▶ **Written instruction**: State the number of lines in these records that include the word "zyBook", and add nothing to it.

▶ **Data for the task**:
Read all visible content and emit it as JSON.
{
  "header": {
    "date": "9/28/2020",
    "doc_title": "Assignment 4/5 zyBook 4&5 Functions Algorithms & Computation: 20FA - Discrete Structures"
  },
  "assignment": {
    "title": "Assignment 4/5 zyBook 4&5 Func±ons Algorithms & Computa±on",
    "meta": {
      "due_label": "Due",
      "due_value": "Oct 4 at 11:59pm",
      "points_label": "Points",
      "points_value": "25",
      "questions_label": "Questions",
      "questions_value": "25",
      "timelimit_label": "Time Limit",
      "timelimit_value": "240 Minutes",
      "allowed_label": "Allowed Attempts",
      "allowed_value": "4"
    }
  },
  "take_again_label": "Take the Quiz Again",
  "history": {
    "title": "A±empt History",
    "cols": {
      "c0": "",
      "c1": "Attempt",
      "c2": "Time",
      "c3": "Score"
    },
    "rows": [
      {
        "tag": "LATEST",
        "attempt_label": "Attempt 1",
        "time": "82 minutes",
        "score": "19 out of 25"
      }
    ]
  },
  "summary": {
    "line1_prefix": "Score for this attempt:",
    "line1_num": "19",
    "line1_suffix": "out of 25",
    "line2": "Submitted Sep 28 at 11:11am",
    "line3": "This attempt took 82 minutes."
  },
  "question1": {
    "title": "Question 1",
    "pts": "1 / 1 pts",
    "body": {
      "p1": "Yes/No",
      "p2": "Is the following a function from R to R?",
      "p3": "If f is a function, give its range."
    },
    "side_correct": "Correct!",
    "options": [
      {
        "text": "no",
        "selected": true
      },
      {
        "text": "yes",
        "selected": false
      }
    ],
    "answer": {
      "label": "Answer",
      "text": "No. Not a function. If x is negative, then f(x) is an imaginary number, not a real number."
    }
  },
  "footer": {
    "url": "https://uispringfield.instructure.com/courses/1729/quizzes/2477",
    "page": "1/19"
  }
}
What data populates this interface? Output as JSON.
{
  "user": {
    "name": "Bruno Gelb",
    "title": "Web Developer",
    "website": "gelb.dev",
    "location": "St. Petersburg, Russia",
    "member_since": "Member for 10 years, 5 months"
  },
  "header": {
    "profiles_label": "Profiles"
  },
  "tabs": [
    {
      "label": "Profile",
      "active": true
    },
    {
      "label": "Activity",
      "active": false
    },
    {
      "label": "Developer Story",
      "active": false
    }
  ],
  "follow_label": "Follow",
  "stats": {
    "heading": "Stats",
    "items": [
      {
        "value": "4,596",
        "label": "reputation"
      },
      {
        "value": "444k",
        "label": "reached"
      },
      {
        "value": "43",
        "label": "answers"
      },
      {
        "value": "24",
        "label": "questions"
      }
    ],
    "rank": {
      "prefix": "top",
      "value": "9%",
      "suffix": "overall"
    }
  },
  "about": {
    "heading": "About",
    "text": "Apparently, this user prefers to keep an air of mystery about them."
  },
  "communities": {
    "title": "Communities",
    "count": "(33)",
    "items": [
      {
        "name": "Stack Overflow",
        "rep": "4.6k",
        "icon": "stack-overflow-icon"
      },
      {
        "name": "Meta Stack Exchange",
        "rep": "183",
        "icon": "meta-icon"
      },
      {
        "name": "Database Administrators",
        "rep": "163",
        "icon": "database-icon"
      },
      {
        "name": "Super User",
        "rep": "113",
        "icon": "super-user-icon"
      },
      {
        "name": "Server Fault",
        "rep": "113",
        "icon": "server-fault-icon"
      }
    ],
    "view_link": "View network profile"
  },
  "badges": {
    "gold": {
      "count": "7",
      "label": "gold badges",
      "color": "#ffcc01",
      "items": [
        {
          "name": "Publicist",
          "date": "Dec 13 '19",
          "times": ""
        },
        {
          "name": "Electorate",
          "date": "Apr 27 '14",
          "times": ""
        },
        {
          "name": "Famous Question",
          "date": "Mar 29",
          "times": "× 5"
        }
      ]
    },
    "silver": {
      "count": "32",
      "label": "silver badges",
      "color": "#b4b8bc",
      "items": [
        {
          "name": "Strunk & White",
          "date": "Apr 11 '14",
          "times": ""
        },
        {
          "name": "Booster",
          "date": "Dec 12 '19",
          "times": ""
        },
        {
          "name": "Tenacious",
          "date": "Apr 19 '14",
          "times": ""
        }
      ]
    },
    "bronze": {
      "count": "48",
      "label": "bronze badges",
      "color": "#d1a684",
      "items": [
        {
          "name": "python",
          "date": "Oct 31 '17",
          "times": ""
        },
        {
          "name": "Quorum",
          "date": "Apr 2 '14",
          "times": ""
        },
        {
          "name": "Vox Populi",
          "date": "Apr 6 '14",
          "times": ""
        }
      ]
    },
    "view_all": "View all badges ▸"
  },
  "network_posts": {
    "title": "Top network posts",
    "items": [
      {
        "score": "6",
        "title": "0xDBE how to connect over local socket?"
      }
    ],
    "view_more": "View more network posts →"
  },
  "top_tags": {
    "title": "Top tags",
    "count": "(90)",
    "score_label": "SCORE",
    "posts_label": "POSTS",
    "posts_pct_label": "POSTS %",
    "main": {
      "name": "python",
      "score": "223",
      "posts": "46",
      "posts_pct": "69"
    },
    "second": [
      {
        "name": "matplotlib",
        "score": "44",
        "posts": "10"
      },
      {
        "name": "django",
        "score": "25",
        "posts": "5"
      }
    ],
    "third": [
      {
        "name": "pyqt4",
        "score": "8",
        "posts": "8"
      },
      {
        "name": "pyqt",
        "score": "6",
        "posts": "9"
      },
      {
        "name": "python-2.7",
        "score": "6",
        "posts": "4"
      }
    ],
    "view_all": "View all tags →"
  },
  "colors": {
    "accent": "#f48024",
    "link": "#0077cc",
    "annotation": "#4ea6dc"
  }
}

▶ **Exercise answer**: 2